What follows are records. Restate all of them word for word.

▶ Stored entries
----------
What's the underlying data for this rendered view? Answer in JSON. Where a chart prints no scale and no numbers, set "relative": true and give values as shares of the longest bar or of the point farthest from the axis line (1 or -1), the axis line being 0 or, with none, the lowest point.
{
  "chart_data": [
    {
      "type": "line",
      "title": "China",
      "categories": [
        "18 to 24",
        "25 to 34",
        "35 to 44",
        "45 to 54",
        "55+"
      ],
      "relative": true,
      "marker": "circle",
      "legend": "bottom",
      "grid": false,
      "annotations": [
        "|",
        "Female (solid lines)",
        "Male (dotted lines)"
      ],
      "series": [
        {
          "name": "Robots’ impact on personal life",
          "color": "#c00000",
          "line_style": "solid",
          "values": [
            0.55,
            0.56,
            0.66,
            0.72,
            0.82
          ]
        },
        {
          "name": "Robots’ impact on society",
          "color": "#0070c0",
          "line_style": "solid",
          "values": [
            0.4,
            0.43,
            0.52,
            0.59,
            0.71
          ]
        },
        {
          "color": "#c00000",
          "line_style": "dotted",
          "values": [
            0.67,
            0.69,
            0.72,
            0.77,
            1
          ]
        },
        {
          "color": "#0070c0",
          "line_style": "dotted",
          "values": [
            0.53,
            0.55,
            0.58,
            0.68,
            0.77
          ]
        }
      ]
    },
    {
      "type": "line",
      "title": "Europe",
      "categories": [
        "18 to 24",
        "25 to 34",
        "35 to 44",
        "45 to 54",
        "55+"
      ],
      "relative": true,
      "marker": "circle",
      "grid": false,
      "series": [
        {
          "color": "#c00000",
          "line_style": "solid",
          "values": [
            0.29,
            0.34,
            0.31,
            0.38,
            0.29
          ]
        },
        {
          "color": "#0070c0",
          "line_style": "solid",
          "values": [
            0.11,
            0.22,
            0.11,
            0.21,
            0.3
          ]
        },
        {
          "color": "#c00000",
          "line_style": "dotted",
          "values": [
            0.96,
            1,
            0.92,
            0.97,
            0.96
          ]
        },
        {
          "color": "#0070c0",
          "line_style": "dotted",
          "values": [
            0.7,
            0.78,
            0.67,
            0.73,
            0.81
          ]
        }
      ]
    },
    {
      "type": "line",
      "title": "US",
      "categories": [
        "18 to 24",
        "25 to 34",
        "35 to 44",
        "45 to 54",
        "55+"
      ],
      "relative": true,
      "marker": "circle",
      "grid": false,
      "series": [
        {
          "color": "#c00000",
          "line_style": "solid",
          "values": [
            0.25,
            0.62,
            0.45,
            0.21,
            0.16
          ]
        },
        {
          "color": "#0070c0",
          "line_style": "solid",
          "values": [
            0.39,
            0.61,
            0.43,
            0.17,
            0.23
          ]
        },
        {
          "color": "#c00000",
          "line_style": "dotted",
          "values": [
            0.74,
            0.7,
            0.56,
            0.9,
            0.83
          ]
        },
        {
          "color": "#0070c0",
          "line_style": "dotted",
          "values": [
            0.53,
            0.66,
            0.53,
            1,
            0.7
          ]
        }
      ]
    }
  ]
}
----------
▶ Task solution
What's the underlying data for this rendered view? Answer in JSON. Where a chart prints no scale and no numbers, set "relative": true and give values as shares of the longest bar or of the point farthest from the axis line (1 or -1), the axis line being 0 or, with none, the lowest point.
{
  "chart_data": [
    {
      "type": "line",
      "title": "China",
      "categories": [
        "18 to 24",
        "25 to 34",
        "35 to 44",
        "45 to 54",
        "55+"
      ],
      "relative": true,
      "marker": "circle",
      "legend": "bottom",
      "grid": false,
      "annotations": [
        "|",
        "Female (solid lines)",
        "Male (dotted lines)"
      ],
      "series": [
        {
          "name": "Robots’ impact on personal life",
          "color": "#c00000",
          "line_style": "solid",
          "values": [
            0.55,
            0.56,
            0.66,
            0.72,
            0.82
          ]
        },
        {
          "name": "Robots’ impact on society",
          "color": "#0070c0",
          "line_style": "solid",
          "values": [
            0.4,
            0.43,
            0.52,
            0.59,
            0.71
          ]
        },
        {
          "color": "#c00000",
          "line_style": "dotted",
          "values": [
            0.67,
            0.69,
            0.72,
            0.77,
            1
          ]
        },
        {
          "color": "#0070c0",
          "line_style": "dotted",
          "values": [
            0.53,
            0.55,
            0.58,
            0.68,
            0.77
          ]
        }
      ]
    },
    {
      "type": "line",
      "title": "Europe",
      "categories": [
        "18 to 24",
        "25 to 34",
        "35 to 44",
        "45 to 54",
        "55+"
      ],
      "relative": true,
      "marker": "circle",
      "grid": false,
      "series": [
        {
          "color": "#c00000",
          "line_style": "solid",
          "values": [
            0.29,
            0.34,
            0.31,
            0.38,
            0.29
          ]
        },
        {
          "color": "#0070c0",
          "line_style": "solid",
          "values": [
            0.11,
            0.22,
            0.11,
            0.21,
            0.3
          ]
        },
        {
          "color": "#c00000",
          "line_style": "dotted",
          "values": [
            0.96,
            1,
            0.92,
            0.97,
            0.96
          ]
        },
        {
          "color": "#0070c0",
          "line_style": "dotted",
          "values": [
            0.7,
            0.78,
            0.67,
            0.73,
            0.81
          ]
        }
      ]
    },
    {
      "type": "line",
      "title": "US",
      "categories": [
        "18 to 24",
        "25 to 34",
        "35 to 44",
        "45 to 54",
        "55+"
      ],
      "relative": true,
      "marker": "circle",
      "grid": false,
      "series": [
        {
          "color": "#c00000",
          "line_style": "solid",
          "values": [
            0.25,
            0.62,
            0.45,
            0.21,
            0.16
          ]
        },
        {
          "color": "#0070c0",
          "line_style": "solid",
          "values": [
            0.39,
            0.61,
            0.43,
            0.17,
            0.23
          ]
        },
        {
          "color": "#c00000",
          "line_style": "dotted",
          "values": [
            0.74,
            0.7,
            0.56,
            0.9,
            0.83
          ]
        },
        {
          "color": "#0070c0",
          "line_style": "dotted",
          "values": [
            0.53,
            0.66,
            0.53,
            1,
            0.7
          ]
        }
      ]
    }
  ]
}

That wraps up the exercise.